[Items listed in a dataset]
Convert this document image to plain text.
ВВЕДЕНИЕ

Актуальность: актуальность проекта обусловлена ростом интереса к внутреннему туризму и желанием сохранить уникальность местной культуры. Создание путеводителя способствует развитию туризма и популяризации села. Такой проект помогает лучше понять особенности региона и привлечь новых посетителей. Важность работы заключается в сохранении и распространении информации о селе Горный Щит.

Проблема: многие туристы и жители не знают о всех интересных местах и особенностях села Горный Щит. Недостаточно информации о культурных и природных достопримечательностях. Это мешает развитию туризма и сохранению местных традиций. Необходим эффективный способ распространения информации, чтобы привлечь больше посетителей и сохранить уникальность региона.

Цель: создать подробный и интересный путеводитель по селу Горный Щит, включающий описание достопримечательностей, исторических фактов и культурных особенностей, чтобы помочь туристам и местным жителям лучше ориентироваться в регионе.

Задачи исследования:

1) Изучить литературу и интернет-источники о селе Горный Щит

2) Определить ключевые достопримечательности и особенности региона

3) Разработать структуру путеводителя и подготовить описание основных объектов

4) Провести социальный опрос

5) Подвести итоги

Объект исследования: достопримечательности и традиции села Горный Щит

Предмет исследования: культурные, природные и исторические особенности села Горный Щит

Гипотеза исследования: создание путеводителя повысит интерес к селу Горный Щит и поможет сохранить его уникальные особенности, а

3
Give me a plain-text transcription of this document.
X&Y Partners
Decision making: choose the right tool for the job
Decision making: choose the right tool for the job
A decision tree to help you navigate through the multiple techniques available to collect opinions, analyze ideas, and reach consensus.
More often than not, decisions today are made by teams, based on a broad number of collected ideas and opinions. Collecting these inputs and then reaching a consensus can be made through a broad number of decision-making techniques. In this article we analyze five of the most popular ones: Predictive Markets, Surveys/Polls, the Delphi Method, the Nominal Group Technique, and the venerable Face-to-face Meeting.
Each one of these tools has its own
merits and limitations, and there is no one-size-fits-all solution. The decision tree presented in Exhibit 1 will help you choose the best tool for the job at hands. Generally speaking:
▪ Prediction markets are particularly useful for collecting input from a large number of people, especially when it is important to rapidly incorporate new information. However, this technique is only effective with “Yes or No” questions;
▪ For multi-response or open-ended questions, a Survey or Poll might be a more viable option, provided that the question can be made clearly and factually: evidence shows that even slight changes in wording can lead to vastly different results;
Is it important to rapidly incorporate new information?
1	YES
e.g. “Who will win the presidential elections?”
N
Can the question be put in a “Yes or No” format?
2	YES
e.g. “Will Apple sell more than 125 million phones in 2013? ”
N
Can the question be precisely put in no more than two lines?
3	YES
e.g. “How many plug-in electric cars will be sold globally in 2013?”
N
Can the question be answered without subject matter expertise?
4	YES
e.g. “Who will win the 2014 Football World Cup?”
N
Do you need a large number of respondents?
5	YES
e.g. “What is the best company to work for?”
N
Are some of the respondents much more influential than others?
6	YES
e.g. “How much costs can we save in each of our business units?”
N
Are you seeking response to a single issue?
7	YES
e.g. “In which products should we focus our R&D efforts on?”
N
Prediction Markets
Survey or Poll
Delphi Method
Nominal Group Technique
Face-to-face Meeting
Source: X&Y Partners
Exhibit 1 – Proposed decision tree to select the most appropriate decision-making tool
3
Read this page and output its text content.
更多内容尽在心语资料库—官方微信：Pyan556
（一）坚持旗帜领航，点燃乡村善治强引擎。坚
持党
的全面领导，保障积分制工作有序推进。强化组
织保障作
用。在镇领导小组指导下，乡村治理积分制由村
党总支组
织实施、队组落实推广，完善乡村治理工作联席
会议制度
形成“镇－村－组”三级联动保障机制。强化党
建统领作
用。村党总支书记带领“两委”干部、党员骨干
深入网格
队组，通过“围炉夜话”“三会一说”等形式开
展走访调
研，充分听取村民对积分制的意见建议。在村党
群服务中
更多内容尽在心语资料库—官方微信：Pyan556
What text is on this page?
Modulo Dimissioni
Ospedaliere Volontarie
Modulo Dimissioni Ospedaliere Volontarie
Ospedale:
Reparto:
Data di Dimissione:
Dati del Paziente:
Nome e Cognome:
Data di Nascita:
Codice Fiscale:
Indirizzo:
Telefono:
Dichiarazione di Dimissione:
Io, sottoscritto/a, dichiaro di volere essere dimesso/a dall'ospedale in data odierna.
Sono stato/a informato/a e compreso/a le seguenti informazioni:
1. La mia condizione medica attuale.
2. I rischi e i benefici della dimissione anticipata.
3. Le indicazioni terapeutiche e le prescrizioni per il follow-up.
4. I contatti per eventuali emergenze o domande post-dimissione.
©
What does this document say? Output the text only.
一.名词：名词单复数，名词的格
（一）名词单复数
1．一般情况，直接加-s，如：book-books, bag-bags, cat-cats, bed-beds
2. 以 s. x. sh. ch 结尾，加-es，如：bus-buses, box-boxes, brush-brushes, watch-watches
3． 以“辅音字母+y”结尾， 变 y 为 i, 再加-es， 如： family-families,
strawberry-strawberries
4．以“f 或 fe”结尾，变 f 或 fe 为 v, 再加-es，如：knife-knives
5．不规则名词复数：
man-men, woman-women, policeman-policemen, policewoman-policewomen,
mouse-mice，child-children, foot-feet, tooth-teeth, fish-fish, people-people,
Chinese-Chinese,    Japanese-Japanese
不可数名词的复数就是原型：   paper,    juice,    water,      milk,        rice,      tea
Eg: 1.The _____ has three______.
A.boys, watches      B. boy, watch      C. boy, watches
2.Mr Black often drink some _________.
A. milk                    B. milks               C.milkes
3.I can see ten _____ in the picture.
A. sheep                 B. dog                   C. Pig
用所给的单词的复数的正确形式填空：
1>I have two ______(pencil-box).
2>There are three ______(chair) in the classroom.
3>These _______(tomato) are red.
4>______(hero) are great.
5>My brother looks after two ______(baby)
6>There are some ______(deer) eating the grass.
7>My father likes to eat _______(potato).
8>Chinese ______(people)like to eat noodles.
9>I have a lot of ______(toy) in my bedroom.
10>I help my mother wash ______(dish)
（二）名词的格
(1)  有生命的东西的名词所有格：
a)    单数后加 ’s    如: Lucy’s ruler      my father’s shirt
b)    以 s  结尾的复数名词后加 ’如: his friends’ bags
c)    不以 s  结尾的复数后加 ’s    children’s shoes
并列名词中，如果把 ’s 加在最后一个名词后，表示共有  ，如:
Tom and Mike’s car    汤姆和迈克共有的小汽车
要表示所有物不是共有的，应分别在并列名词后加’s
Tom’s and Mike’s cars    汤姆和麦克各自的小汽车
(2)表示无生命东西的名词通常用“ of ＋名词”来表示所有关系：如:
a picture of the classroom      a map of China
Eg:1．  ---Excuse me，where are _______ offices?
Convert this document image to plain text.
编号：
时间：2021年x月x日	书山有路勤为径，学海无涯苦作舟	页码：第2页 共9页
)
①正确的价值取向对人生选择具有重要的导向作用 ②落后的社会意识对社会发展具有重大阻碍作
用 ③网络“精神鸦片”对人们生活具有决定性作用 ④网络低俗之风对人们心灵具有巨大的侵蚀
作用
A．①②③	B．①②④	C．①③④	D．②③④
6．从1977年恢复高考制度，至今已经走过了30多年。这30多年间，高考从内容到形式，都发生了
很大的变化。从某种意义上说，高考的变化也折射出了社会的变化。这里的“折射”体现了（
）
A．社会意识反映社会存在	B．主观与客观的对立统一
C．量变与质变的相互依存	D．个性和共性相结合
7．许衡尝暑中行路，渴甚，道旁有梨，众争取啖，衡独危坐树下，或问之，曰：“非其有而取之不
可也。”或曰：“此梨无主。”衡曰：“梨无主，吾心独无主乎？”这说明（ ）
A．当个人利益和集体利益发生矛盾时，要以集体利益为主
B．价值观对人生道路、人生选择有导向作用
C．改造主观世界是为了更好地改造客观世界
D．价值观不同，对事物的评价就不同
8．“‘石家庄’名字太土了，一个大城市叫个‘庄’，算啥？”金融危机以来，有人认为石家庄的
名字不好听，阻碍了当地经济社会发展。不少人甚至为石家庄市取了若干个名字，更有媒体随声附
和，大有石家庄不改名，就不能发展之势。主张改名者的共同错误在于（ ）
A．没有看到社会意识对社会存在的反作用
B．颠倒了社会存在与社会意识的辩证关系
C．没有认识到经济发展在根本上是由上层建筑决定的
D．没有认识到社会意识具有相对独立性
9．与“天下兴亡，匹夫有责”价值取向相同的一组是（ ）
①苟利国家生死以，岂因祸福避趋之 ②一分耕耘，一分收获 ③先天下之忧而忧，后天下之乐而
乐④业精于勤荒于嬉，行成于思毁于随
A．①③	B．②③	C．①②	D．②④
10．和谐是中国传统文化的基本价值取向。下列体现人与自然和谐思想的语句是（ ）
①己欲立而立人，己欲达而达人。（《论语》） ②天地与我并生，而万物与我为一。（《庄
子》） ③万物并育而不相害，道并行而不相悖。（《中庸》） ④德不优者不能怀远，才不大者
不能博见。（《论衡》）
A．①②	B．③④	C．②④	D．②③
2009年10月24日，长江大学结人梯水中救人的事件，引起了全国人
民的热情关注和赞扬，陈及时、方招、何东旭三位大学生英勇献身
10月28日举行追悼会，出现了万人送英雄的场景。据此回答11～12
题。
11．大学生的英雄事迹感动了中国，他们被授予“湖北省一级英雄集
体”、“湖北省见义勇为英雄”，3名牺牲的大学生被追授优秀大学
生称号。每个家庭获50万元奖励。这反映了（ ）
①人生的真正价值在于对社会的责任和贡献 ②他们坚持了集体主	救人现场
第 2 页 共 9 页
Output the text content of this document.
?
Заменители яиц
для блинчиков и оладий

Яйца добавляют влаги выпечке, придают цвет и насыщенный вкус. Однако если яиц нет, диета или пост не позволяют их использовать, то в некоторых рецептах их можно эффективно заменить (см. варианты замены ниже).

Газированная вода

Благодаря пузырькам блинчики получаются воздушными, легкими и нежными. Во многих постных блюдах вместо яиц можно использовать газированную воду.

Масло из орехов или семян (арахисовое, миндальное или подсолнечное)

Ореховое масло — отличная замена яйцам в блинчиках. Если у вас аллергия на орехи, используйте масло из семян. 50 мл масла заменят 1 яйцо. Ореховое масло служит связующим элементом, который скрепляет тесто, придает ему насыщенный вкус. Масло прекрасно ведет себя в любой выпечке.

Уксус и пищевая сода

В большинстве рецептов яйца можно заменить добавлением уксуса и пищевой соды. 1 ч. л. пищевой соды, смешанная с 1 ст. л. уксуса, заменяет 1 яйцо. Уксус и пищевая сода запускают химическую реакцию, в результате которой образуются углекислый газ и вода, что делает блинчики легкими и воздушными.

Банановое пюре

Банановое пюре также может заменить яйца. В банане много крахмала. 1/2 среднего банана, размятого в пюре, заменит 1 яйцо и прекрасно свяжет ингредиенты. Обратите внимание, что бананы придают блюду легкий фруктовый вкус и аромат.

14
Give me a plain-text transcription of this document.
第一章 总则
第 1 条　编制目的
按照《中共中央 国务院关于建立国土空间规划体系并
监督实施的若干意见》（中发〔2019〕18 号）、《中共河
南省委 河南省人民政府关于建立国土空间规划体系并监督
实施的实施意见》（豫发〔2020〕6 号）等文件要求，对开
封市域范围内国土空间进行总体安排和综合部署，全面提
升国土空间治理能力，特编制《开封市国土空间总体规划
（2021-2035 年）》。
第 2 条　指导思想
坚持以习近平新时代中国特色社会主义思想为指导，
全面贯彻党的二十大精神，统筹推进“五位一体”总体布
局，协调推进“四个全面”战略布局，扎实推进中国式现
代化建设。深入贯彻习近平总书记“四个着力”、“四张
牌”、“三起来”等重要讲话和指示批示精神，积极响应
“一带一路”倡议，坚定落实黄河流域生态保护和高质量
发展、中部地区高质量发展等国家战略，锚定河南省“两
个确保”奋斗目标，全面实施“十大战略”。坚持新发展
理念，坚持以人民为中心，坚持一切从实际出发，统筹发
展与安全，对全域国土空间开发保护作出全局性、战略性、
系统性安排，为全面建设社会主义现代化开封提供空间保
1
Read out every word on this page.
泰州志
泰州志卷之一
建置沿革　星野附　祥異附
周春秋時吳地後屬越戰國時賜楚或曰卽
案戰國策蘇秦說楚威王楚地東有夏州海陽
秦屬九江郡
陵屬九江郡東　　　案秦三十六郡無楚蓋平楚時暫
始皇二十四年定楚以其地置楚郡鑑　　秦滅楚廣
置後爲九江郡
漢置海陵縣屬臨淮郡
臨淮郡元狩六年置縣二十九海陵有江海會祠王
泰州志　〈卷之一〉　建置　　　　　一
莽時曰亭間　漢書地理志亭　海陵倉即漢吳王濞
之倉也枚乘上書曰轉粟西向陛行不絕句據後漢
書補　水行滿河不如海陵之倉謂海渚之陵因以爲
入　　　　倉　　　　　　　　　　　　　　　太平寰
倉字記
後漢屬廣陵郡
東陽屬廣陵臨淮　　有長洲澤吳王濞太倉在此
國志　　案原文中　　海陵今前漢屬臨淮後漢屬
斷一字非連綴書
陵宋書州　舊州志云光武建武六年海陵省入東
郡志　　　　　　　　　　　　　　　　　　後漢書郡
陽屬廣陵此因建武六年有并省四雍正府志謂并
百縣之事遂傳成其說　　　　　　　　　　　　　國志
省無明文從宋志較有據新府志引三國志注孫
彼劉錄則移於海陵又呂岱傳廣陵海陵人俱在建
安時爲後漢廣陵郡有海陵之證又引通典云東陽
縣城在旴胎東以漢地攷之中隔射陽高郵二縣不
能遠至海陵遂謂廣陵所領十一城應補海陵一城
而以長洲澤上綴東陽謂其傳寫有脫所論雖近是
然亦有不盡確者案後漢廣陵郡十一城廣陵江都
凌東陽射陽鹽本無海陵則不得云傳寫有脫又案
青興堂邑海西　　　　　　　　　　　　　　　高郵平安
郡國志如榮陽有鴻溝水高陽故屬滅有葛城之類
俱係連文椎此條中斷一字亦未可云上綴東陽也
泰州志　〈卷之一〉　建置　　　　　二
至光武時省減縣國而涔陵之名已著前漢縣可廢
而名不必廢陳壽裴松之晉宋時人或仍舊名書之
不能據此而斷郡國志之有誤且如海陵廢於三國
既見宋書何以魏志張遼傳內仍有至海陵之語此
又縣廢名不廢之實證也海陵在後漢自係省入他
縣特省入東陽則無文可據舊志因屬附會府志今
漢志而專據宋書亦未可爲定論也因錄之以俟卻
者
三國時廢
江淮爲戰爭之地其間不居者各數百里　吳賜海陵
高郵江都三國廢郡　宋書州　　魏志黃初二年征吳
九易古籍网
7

# [Do this]
Using the listing above, show every line that includes the string "only".

# [Complete output]
▪ Prediction markets are particularly useful for collecting input from a large number of people, especially when it is important to rapidly incorporate new information. However, this technique is only effective with “Yes or No” questions;
What does this document say? Output the text only.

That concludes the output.